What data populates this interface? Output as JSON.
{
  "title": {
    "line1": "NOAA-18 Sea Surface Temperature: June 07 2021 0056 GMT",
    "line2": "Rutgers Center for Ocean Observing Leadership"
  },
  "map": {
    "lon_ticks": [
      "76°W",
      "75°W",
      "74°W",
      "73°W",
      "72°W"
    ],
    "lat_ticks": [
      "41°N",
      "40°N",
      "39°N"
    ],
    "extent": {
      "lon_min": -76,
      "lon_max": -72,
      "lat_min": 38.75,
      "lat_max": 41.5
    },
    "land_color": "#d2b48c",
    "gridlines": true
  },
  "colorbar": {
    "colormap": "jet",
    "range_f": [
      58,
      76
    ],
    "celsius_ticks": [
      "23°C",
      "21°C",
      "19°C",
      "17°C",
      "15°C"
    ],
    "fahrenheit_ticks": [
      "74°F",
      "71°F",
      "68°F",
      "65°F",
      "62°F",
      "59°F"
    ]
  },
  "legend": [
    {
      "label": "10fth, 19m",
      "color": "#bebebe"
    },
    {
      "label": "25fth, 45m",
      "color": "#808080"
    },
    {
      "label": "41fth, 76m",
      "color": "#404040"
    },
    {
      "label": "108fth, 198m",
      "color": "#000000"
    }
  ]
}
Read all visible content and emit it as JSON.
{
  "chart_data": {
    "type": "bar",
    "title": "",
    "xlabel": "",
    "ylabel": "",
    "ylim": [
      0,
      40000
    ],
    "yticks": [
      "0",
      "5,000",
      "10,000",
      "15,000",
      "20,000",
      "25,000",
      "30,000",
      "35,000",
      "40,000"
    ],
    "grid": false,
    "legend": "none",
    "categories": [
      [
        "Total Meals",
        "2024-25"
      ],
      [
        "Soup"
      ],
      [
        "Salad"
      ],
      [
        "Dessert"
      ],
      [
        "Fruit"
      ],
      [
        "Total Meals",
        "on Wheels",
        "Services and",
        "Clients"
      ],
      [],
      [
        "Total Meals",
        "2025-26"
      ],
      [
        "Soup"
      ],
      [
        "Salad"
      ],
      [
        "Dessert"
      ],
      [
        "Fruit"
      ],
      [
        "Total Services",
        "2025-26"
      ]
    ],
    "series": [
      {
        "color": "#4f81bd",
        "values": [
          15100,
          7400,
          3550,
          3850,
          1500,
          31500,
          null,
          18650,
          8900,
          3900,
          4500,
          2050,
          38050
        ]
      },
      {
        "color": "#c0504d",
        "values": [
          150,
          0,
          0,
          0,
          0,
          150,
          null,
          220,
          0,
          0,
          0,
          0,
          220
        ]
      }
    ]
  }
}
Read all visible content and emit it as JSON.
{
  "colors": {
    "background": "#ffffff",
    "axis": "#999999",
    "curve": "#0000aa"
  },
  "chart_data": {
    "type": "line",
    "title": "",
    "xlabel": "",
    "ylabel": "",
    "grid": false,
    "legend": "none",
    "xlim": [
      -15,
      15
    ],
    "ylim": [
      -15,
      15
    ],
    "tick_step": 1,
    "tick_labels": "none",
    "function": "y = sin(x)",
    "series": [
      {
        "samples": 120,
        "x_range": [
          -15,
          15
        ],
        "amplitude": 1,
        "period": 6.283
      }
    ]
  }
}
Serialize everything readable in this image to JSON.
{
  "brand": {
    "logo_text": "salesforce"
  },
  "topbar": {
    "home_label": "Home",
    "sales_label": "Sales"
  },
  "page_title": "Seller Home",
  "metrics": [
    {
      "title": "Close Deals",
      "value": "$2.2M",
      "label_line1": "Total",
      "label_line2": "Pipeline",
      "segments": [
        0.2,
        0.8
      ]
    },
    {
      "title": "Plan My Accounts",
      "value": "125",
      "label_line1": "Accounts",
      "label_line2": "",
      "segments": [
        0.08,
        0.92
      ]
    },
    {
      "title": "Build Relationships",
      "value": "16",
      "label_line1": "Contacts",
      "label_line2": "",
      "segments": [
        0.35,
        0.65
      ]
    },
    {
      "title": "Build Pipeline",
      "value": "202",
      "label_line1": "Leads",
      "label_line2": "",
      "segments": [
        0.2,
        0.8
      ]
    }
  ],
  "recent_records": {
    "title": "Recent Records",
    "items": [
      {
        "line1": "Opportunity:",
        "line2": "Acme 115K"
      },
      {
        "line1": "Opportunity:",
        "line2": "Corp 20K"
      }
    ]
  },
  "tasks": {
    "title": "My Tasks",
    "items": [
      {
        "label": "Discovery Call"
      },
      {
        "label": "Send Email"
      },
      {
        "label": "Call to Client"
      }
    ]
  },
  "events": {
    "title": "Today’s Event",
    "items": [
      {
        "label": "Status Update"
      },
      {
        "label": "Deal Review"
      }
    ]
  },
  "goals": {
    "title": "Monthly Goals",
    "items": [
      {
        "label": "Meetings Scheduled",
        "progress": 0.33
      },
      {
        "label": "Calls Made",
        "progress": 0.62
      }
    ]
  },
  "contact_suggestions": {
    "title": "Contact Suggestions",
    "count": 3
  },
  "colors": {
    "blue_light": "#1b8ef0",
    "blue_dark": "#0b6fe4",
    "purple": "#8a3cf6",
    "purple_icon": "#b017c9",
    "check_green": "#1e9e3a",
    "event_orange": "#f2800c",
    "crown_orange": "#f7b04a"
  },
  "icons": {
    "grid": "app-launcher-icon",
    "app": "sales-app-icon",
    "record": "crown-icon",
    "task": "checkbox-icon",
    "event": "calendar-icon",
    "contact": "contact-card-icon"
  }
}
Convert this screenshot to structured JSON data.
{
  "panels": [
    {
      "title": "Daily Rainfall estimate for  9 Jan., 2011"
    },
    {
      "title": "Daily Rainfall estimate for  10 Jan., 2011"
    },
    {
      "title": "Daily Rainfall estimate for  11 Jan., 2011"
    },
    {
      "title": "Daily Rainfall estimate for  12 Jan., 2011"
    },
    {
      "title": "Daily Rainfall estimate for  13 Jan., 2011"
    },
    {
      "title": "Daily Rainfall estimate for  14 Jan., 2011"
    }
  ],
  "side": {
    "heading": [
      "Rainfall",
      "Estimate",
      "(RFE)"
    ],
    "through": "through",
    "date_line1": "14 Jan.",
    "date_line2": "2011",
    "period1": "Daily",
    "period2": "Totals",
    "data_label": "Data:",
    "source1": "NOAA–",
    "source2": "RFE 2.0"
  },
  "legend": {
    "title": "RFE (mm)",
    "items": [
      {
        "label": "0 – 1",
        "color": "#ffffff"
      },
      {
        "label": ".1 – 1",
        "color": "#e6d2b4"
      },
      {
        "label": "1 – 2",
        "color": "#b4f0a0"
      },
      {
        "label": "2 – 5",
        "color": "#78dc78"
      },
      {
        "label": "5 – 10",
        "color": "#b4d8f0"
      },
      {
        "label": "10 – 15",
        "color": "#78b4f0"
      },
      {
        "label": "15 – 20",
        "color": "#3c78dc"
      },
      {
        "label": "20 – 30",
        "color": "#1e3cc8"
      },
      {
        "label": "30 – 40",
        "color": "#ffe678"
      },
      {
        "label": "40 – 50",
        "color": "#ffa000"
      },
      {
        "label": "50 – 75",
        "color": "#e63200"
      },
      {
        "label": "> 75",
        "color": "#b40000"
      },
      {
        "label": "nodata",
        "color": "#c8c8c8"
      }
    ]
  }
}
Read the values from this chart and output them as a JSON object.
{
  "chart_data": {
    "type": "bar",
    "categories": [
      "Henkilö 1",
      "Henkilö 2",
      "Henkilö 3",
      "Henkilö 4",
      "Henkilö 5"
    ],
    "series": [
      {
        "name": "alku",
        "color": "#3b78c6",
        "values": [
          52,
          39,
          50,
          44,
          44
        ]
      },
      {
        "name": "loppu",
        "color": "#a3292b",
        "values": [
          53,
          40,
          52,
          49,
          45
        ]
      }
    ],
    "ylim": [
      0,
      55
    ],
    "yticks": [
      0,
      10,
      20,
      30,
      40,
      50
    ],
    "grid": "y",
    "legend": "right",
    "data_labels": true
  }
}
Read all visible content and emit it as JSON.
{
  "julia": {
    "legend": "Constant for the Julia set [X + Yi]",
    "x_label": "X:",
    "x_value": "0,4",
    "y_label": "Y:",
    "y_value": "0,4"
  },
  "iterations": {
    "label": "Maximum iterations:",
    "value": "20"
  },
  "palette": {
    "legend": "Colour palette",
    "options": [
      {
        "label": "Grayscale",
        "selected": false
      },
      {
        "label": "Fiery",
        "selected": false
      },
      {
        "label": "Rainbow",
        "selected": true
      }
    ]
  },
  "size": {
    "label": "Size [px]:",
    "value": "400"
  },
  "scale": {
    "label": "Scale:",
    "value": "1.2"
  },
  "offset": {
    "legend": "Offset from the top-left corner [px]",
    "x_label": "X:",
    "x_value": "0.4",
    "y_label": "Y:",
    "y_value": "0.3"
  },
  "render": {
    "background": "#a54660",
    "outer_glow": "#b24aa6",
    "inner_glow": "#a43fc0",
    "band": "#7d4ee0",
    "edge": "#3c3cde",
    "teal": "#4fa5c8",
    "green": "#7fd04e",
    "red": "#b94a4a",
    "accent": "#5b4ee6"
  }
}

**********

* The problem *
Check each line of the records above for the string "Build", and report every line that has it.

* Answer to this exercise *
      "title": "Build Relationships",
      "title": "Build Pipeline",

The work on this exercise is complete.